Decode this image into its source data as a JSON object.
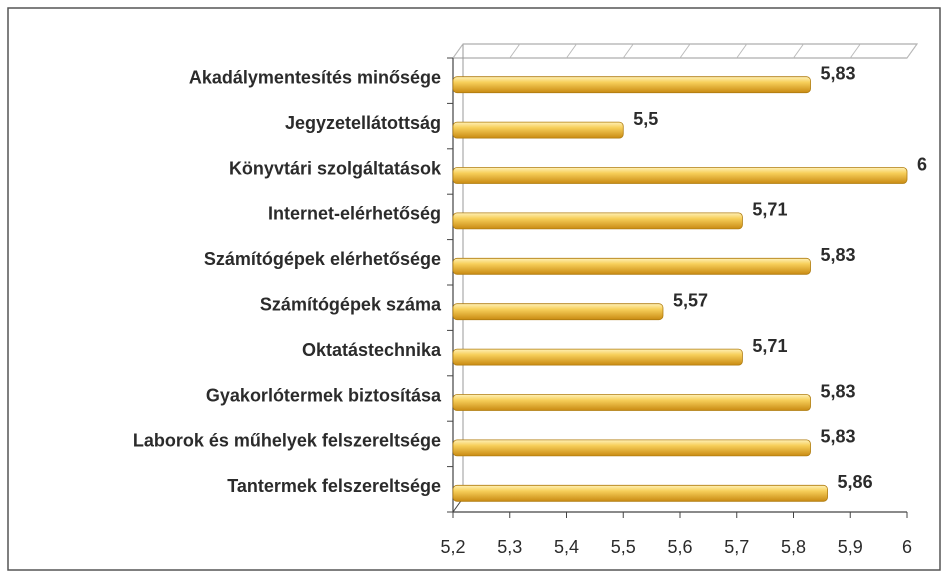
{
  "chart_data": {
    "type": "bar",
    "orientation": "horizontal",
    "categories": [
      "Akadálymentesítés minősége",
      "Jegyzetellátottság",
      "Könyvtári szolgáltatások",
      "Internet-elérhetőség",
      "Számítógépek elérhetősége",
      "Számítógépek száma",
      "Oktatástechnika",
      "Gyakorlótermek biztosítása",
      "Laborok és műhelyek felszereltsége",
      "Tantermek felszereltsége"
    ],
    "values": [
      5.83,
      5.5,
      6,
      5.71,
      5.83,
      5.57,
      5.71,
      5.83,
      5.83,
      5.86
    ],
    "value_labels": [
      "5,83",
      "5,5",
      "6",
      "5,71",
      "5,83",
      "5,57",
      "5,71",
      "5,83",
      "5,83",
      "5,86"
    ],
    "color": "#f2c14e",
    "xlim": [
      5.2,
      6
    ],
    "xticks": [
      {
        "value": 5.2,
        "label": "5,2"
      },
      {
        "value": 5.3,
        "label": "5,3"
      },
      {
        "value": 5.4,
        "label": "5,4"
      },
      {
        "value": 5.5,
        "label": "5,5"
      },
      {
        "value": 5.6,
        "label": "5,6"
      },
      {
        "value": 5.7,
        "label": "5,7"
      },
      {
        "value": 5.8,
        "label": "5,8"
      },
      {
        "value": 5.9,
        "label": "5,9"
      },
      6
    ],
    "grid": false
  }
}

________________

Repeat the data above exactly, but not the pictures.

Decode this image into its source data as a JSON object.
{
  "chart_data": {
    "type": "bar",
    "orientation": "horizontal",
    "categories": [
      "Akadálymentesítés minősége",
      "Jegyzetellátottság",
      "Könyvtári szolgáltatások",
      "Internet-elérhetőség",
      "Számítógépek elérhetősége",
      "Számítógépek száma",
      "Oktatástechnika",
      "Gyakorlótermek biztosítása",
      "Laborok és műhelyek felszereltsége",
      "Tantermek felszereltsége"
    ],
    "values": [
      5.83,
      5.5,
      6,
      5.71,
      5.83,
      5.57,
      5.71,
      5.83,
      5.83,
      5.86
    ],
    "value_labels": [
      "5,83",
      "5,5",
      "6",
      "5,71",
      "5,83",
      "5,57",
      "5,71",
      "5,83",
      "5,83",
      "5,86"
    ],
    "color": "#f2c14e",
    "xlim": [
      5.2,
      6
    ],
    "xticks": [
      {
        "value": 5.2,
        "label": "5,2"
      },
      {
        "value": 5.3,
        "label": "5,3"
      },
      {
        "value": 5.4,
        "label": "5,4"
      },
      {
        "value": 5.5,
        "label": "5,5"
      },
      {
        "value": 5.6,
        "label": "5,6"
      },
      {
        "value": 5.7,
        "label": "5,7"
      },
      {
        "value": 5.8,
        "label": "5,8"
      },
      {
        "value": 5.9,
        "label": "5,9"
      },
      6
    ],
    "grid": false
  }
}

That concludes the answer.